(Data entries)
============

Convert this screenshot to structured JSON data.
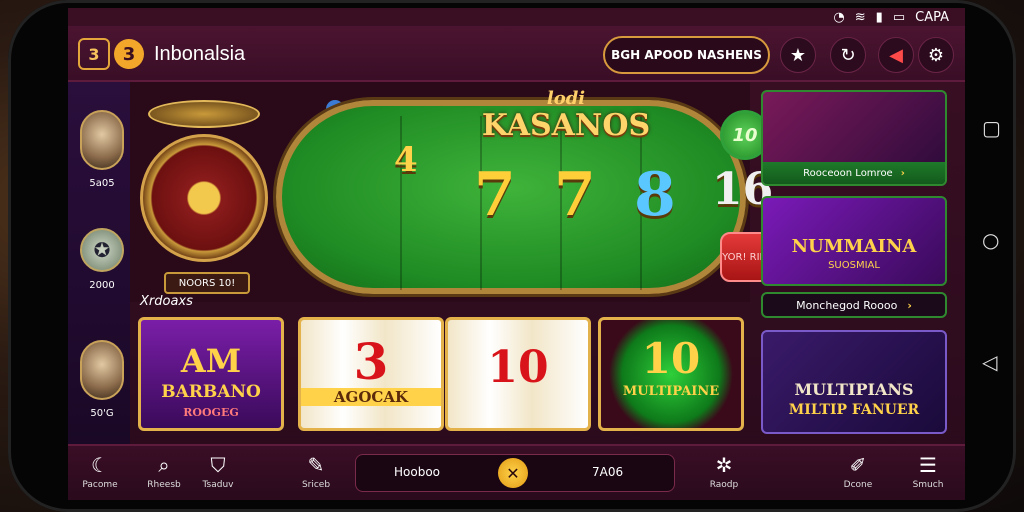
{
  "status_bar": {
    "carrier": "CAPA"
  },
  "header": {
    "brand_box": "3",
    "brand_num": "3",
    "brand_name": "Inbonalsia",
    "promo_text": "BGH APOOD NASHENS",
    "icons": [
      "star-icon",
      "refresh-icon",
      "megaphone-icon",
      "settings-icon"
    ]
  },
  "left_rail": {
    "items": [
      {
        "label": "5a05"
      },
      {
        "label": "2000"
      },
      {
        "label": "50'G"
      }
    ]
  },
  "table": {
    "title_sub": "lodi",
    "title_main": "KASANOS",
    "wheel_label": "NOORS 10!",
    "info": "i",
    "reel_symbols": [
      "4",
      "7",
      "7",
      "8",
      "16"
    ],
    "chip": "10",
    "dice_badge": "YOR! RIDEE"
  },
  "section_label": "Xrdoaxs",
  "tiles": [
    {
      "line1": "AM",
      "line2": "BARBANO",
      "line3": "ROOGEG"
    },
    {
      "line1": "3",
      "line2": "AGOCAK"
    },
    {
      "line1": "10"
    },
    {
      "line1": "10",
      "line2": "MULTIPAINE"
    }
  ],
  "promos": [
    {
      "bar": "Rooceoon Lomroe"
    },
    {
      "title": "NUMMAINA",
      "sub": "SUOSMIAL"
    },
    {
      "link": "Monchegod Roooo"
    },
    {
      "title1": "MULTIPIANS",
      "title2": "MILTIP FANUER"
    }
  ],
  "bottom_nav": {
    "items": [
      {
        "label": "Pacome"
      },
      {
        "label": "Rheesb"
      },
      {
        "label": "Tsaduv"
      },
      {
        "label": "Sriceb"
      },
      {
        "label": "Raodp"
      },
      {
        "label": "Dcone"
      },
      {
        "label": "Smuch"
      }
    ],
    "balance_left": "Hooboo",
    "balance_right": "7A06"
  },
  "colors": {
    "accent_gold": "#e3b24a",
    "felt_green": "#1e8a23",
    "bg_maroon": "#3a0e26"
  }
}
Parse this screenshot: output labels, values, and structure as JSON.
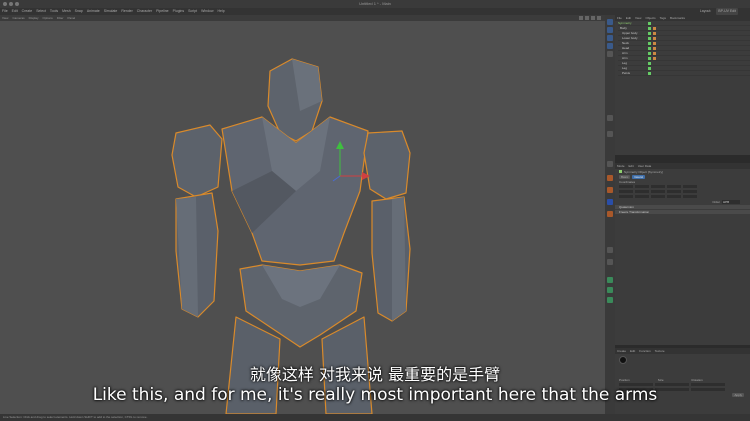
{
  "window": {
    "title": "Untitled 1 * - Main"
  },
  "menu": {
    "items": [
      "File",
      "Edit",
      "Create",
      "Select",
      "Tools",
      "Mesh",
      "Snap",
      "Animate",
      "Simulate",
      "Render",
      "Character",
      "Pipeline",
      "Plugins",
      "Script",
      "Window",
      "Help"
    ],
    "layout_label": "Layout:",
    "layout_value": "BP-UV Edit"
  },
  "viewport": {
    "menu": [
      "View",
      "Cameras",
      "Display",
      "Options",
      "Filter",
      "Panel"
    ]
  },
  "object_manager": {
    "menu": [
      "File",
      "Edit",
      "View",
      "Objects",
      "Tags",
      "Bookmarks"
    ],
    "objects": [
      "Symmetry",
      "Body",
      "Upper body",
      "Lower body",
      "Neck",
      "Head",
      "Arm",
      "Arm",
      "Leg",
      "Leg",
      "Pelvis"
    ]
  },
  "attribute_manager": {
    "menu": [
      "Mode",
      "Edit",
      "User Data"
    ],
    "object_label": "Symmetry Object [Symmetry]",
    "tabs": [
      "Basic",
      "Coord."
    ],
    "section_title": "Coordinates",
    "order_label": "Order",
    "order_value": "HPB",
    "sections": [
      "Quaternion",
      "Freeze Transformation"
    ]
  },
  "bottom_panel": {
    "tabs": [
      "Create",
      "Edit",
      "Function",
      "Texture"
    ],
    "columns": [
      "Position",
      "Size",
      "Rotation"
    ],
    "apply_label": "Apply"
  },
  "subtitles": {
    "chinese": "就像这样  对我来说  最重要的是手臂",
    "english": "Like this, and for me, it's really most important here that the arms"
  },
  "status": {
    "text": "Live Selection: Click and drag to select elements. Hold down SHIFT to add to the selection, CTRL to remove."
  },
  "colors": {
    "viewport_bg": "#4f4f4f",
    "model_fill": "#5f6570",
    "selection_outline": "#d98a2b",
    "ui_bg": "#2b2b2b",
    "accent_blue": "#3f6ea8"
  }
}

============

▶ To be done
Leave out the pictures, and extract exactly the lines from the one with "Parse this screenshot: output" through the end of the records, both ends included.

▶ The reply
Parse this screenshot: output labels, values, and structure as JSON.
{
  "window": {
    "title": "Untitled 1 * - Main"
  },
  "menu": {
    "items": [
      "File",
      "Edit",
      "Create",
      "Select",
      "Tools",
      "Mesh",
      "Snap",
      "Animate",
      "Simulate",
      "Render",
      "Character",
      "Pipeline",
      "Plugins",
      "Script",
      "Window",
      "Help"
    ],
    "layout_label": "Layout:",
    "layout_value": "BP-UV Edit"
  },
  "viewport": {
    "menu": [
      "View",
      "Cameras",
      "Display",
      "Options",
      "Filter",
      "Panel"
    ]
  },
  "object_manager": {
    "menu": [
      "File",
      "Edit",
      "View",
      "Objects",
      "Tags",
      "Bookmarks"
    ],
    "objects": [
      "Symmetry",
      "Body",
      "Upper body",
      "Lower body",
      "Neck",
      "Head",
      "Arm",
      "Arm",
      "Leg",
      "Leg",
      "Pelvis"
    ]
  },
  "attribute_manager": {
    "menu": [
      "Mode",
      "Edit",
      "User Data"
    ],
    "object_label": "Symmetry Object [Symmetry]",
    "tabs": [
      "Basic",
      "Coord."
    ],
    "section_title": "Coordinates",
    "order_label": "Order",
    "order_value": "HPB",
    "sections": [
      "Quaternion",
      "Freeze Transformation"
    ]
  },
  "bottom_panel": {
    "tabs": [
      "Create",
      "Edit",
      "Function",
      "Texture"
    ],
    "columns": [
      "Position",
      "Size",
      "Rotation"
    ],
    "apply_label": "Apply"
  },
  "subtitles": {
    "chinese": "就像这样  对我来说  最重要的是手臂",
    "english": "Like this, and for me, it's really most important here that the arms"
  },
  "status": {
    "text": "Live Selection: Click and drag to select elements. Hold down SHIFT to add to the selection, CTRL to remove."
  },
  "colors": {
    "viewport_bg": "#4f4f4f",
    "model_fill": "#5f6570",
    "selection_outline": "#d98a2b",
    "ui_bg": "#2b2b2b",
    "accent_blue": "#3f6ea8"
  }
}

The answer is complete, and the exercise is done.